**Work to be completed:**
Your task is to copy the material exactly.
□ □ □ □
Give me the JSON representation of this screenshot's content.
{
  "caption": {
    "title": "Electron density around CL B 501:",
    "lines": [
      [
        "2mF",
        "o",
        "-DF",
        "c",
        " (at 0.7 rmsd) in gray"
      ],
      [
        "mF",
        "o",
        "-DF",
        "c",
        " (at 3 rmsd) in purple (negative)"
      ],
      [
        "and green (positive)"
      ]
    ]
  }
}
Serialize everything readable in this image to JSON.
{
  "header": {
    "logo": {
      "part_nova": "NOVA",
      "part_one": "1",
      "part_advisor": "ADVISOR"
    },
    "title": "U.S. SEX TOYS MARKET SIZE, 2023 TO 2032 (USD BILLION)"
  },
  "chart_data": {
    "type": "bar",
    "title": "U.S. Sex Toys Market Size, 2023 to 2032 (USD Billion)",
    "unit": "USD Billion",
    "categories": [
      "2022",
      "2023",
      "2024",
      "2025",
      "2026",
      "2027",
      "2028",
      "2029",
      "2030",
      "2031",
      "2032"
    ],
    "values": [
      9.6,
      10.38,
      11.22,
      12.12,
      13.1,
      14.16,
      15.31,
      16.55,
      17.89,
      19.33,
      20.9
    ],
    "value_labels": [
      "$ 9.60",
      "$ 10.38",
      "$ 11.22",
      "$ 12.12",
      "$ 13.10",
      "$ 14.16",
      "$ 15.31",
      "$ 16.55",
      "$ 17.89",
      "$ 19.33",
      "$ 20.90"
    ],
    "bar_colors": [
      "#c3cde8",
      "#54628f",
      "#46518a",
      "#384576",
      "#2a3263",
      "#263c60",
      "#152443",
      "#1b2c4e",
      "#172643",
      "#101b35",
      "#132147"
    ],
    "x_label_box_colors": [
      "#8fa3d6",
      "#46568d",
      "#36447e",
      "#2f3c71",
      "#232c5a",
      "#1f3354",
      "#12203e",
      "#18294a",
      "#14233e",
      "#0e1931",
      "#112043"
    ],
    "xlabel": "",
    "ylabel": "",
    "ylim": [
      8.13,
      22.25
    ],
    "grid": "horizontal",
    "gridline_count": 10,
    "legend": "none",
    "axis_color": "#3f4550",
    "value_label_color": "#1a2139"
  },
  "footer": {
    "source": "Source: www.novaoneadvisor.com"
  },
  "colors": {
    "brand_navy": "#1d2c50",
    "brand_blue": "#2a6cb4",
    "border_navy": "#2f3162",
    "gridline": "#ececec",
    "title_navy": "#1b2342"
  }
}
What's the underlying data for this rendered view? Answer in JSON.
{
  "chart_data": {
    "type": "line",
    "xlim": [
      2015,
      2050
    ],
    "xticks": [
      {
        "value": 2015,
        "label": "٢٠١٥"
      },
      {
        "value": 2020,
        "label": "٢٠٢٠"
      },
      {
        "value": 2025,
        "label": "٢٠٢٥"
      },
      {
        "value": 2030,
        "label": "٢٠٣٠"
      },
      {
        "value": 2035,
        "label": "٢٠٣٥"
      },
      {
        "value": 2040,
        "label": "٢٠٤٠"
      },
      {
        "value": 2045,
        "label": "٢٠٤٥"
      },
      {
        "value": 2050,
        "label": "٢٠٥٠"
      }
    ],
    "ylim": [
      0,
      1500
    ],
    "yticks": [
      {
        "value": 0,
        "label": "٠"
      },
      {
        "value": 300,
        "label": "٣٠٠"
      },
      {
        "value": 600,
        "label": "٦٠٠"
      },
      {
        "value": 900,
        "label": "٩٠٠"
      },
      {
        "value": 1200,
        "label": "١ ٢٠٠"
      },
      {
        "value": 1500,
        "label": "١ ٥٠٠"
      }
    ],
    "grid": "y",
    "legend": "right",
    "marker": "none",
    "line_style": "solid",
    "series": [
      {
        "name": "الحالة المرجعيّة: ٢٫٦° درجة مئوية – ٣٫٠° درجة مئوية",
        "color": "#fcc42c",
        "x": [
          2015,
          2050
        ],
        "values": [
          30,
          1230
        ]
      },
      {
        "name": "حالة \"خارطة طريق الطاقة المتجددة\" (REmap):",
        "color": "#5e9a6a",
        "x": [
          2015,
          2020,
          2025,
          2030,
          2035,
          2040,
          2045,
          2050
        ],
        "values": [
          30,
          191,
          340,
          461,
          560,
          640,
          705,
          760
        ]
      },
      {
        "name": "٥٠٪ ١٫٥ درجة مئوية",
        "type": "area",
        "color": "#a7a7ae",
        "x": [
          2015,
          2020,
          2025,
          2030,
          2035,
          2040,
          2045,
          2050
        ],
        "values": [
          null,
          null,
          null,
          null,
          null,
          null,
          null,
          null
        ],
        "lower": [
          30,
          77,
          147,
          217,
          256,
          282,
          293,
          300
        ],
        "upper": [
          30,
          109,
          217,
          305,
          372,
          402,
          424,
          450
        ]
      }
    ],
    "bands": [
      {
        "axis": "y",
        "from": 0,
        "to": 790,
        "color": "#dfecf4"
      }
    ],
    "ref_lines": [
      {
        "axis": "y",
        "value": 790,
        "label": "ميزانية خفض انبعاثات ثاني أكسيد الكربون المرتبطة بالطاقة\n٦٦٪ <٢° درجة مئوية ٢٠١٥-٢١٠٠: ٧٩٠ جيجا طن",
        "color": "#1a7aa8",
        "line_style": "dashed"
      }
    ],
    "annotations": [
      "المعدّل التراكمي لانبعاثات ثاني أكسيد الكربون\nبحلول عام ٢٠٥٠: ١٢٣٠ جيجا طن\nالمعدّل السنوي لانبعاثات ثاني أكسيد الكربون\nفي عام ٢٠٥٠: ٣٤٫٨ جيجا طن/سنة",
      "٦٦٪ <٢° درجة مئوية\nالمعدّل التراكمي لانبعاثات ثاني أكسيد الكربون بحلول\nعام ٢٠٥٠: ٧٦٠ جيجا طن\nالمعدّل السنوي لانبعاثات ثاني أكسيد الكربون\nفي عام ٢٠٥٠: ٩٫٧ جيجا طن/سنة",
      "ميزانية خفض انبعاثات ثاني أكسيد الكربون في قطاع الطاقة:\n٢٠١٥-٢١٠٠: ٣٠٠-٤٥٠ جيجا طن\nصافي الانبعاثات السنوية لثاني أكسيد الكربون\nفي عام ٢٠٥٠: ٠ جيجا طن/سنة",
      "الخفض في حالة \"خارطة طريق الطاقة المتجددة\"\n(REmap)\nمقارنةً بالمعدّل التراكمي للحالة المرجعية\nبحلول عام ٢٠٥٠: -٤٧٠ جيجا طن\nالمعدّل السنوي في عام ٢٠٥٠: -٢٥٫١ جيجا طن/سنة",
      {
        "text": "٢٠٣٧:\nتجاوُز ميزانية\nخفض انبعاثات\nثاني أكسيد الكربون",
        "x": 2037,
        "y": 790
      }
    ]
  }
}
□ □ □ □
**The response:**
Give me the JSON representation of this screenshot's content.
{
  "caption": {
    "title": "Electron density around CL B 501:",
    "lines": [
      [
        "2mF",
        "o",
        "-DF",
        "c",
        " (at 0.7 rmsd) in gray"
      ],
      [
        "mF",
        "o",
        "-DF",
        "c",
        " (at 3 rmsd) in purple (negative)"
      ],
      [
        "and green (positive)"
      ]
    ]
  }
}
Serialize everything readable in this image to JSON.
{
  "header": {
    "logo": {
      "part_nova": "NOVA",
      "part_one": "1",
      "part_advisor": "ADVISOR"
    },
    "title": "U.S. SEX TOYS MARKET SIZE, 2023 TO 2032 (USD BILLION)"
  },
  "chart_data": {
    "type": "bar",
    "title": "U.S. Sex Toys Market Size, 2023 to 2032 (USD Billion)",
    "unit": "USD Billion",
    "categories": [
      "2022",
      "2023",
      "2024",
      "2025",
      "2026",
      "2027",
      "2028",
      "2029",
      "2030",
      "2031",
      "2032"
    ],
    "values": [
      9.6,
      10.38,
      11.22,
      12.12,
      13.1,
      14.16,
      15.31,
      16.55,
      17.89,
      19.33,
      20.9
    ],
    "value_labels": [
      "$ 9.60",
      "$ 10.38",
      "$ 11.22",
      "$ 12.12",
      "$ 13.10",
      "$ 14.16",
      "$ 15.31",
      "$ 16.55",
      "$ 17.89",
      "$ 19.33",
      "$ 20.90"
    ],
    "bar_colors": [
      "#c3cde8",
      "#54628f",
      "#46518a",
      "#384576",
      "#2a3263",
      "#263c60",
      "#152443",
      "#1b2c4e",
      "#172643",
      "#101b35",
      "#132147"
    ],
    "x_label_box_colors": [
      "#8fa3d6",
      "#46568d",
      "#36447e",
      "#2f3c71",
      "#232c5a",
      "#1f3354",
      "#12203e",
      "#18294a",
      "#14233e",
      "#0e1931",
      "#112043"
    ],
    "xlabel": "",
    "ylabel": "",
    "ylim": [
      8.13,
      22.25
    ],
    "grid": "horizontal",
    "gridline_count": 10,
    "legend": "none",
    "axis_color": "#3f4550",
    "value_label_color": "#1a2139"
  },
  "footer": {
    "source": "Source: www.novaoneadvisor.com"
  },
  "colors": {
    "brand_navy": "#1d2c50",
    "brand_blue": "#2a6cb4",
    "border_navy": "#2f3162",
    "gridline": "#ececec",
    "title_navy": "#1b2342"
  }
}
What's the underlying data for this rendered view? Answer in JSON.
{
  "chart_data": {
    "type": "line",
    "xlim": [
      2015,
      2050
    ],
    "xticks": [
      {
        "value": 2015,
        "label": "٢٠١٥"
      },
      {
        "value": 2020,
        "label": "٢٠٢٠"
      },
      {
        "value": 2025,
        "label": "٢٠٢٥"
      },
      {
        "value": 2030,
        "label": "٢٠٣٠"
      },
      {
        "value": 2035,
        "label": "٢٠٣٥"
      },
      {
        "value": 2040,
        "label": "٢٠٤٠"
      },
      {
        "value": 2045,
        "label": "٢٠٤٥"
      },
      {
        "value": 2050,
        "label": "٢٠٥٠"
      }
    ],
    "ylim": [
      0,
      1500
    ],
    "yticks": [
      {
        "value": 0,
        "label": "٠"
      },
      {
        "value": 300,
        "label": "٣٠٠"
      },
      {
        "value": 600,
        "label": "٦٠٠"
      },
      {
        "value": 900,
        "label": "٩٠٠"
      },
      {
        "value": 1200,
        "label": "١ ٢٠٠"
      },
      {
        "value": 1500,
        "label": "١ ٥٠٠"
      }
    ],
    "grid": "y",
    "legend": "right",
    "marker": "none",
    "line_style": "solid",
    "series": [
      {
        "name": "الحالة المرجعيّة: ٢٫٦° درجة مئوية – ٣٫٠° درجة مئوية",
        "color": "#fcc42c",
        "x": [
          2015,
          2050
        ],
        "values": [
          30,
          1230
        ]
      },
      {
        "name": "حالة \"خارطة طريق الطاقة المتجددة\" (REmap):",
        "color": "#5e9a6a",
        "x": [
          2015,
          2020,
          2025,
          2030,
          2035,
          2040,
          2045,
          2050
        ],
        "values": [
          30,
          191,
          340,
          461,
          560,
          640,
          705,
          760
        ]
      },
      {
        "name": "٥٠٪ ١٫٥ درجة مئوية",
        "type": "area",
        "color": "#a7a7ae",
        "x": [
          2015,
          2020,
          2025,
          2030,
          2035,
          2040,
          2045,
          2050
        ],
        "values": [
          null,
          null,
          null,
          null,
          null,
          null,
          null,
          null
        ],
        "lower": [
          30,
          77,
          147,
          217,
          256,
          282,
          293,
          300
        ],
        "upper": [
          30,
          109,
          217,
          305,
          372,
          402,
          424,
          450
        ]
      }
    ],
    "bands": [
      {
        "axis": "y",
        "from": 0,
        "to": 790,
        "color": "#dfecf4"
      }
    ],
    "ref_lines": [
      {
        "axis": "y",
        "value": 790,
        "label": "ميزانية خفض انبعاثات ثاني أكسيد الكربون المرتبطة بالطاقة\n٦٦٪ <٢° درجة مئوية ٢٠١٥-٢١٠٠: ٧٩٠ جيجا طن",
        "color": "#1a7aa8",
        "line_style": "dashed"
      }
    ],
    "annotations": [
      "المعدّل التراكمي لانبعاثات ثاني أكسيد الكربون\nبحلول عام ٢٠٥٠: ١٢٣٠ جيجا طن\nالمعدّل السنوي لانبعاثات ثاني أكسيد الكربون\nفي عام ٢٠٥٠: ٣٤٫٨ جيجا طن/سنة",
      "٦٦٪ <٢° درجة مئوية\nالمعدّل التراكمي لانبعاثات ثاني أكسيد الكربون بحلول\nعام ٢٠٥٠: ٧٦٠ جيجا طن\nالمعدّل السنوي لانبعاثات ثاني أكسيد الكربون\nفي عام ٢٠٥٠: ٩٫٧ جيجا طن/سنة",
      "ميزانية خفض انبعاثات ثاني أكسيد الكربون في قطاع الطاقة:\n٢٠١٥-٢١٠٠: ٣٠٠-٤٥٠ جيجا طن\nصافي الانبعاثات السنوية لثاني أكسيد الكربون\nفي عام ٢٠٥٠: ٠ جيجا طن/سنة",
      "الخفض في حالة \"خارطة طريق الطاقة المتجددة\"\n(REmap)\nمقارنةً بالمعدّل التراكمي للحالة المرجعية\nبحلول عام ٢٠٥٠: -٤٧٠ جيجا طن\nالمعدّل السنوي في عام ٢٠٥٠: -٢٥٫١ جيجا طن/سنة",
      {
        "text": "٢٠٣٧:\nتجاوُز ميزانية\nخفض انبعاثات\nثاني أكسيد الكربون",
        "x": 2037,
        "y": 790
      }
    ]
  }
}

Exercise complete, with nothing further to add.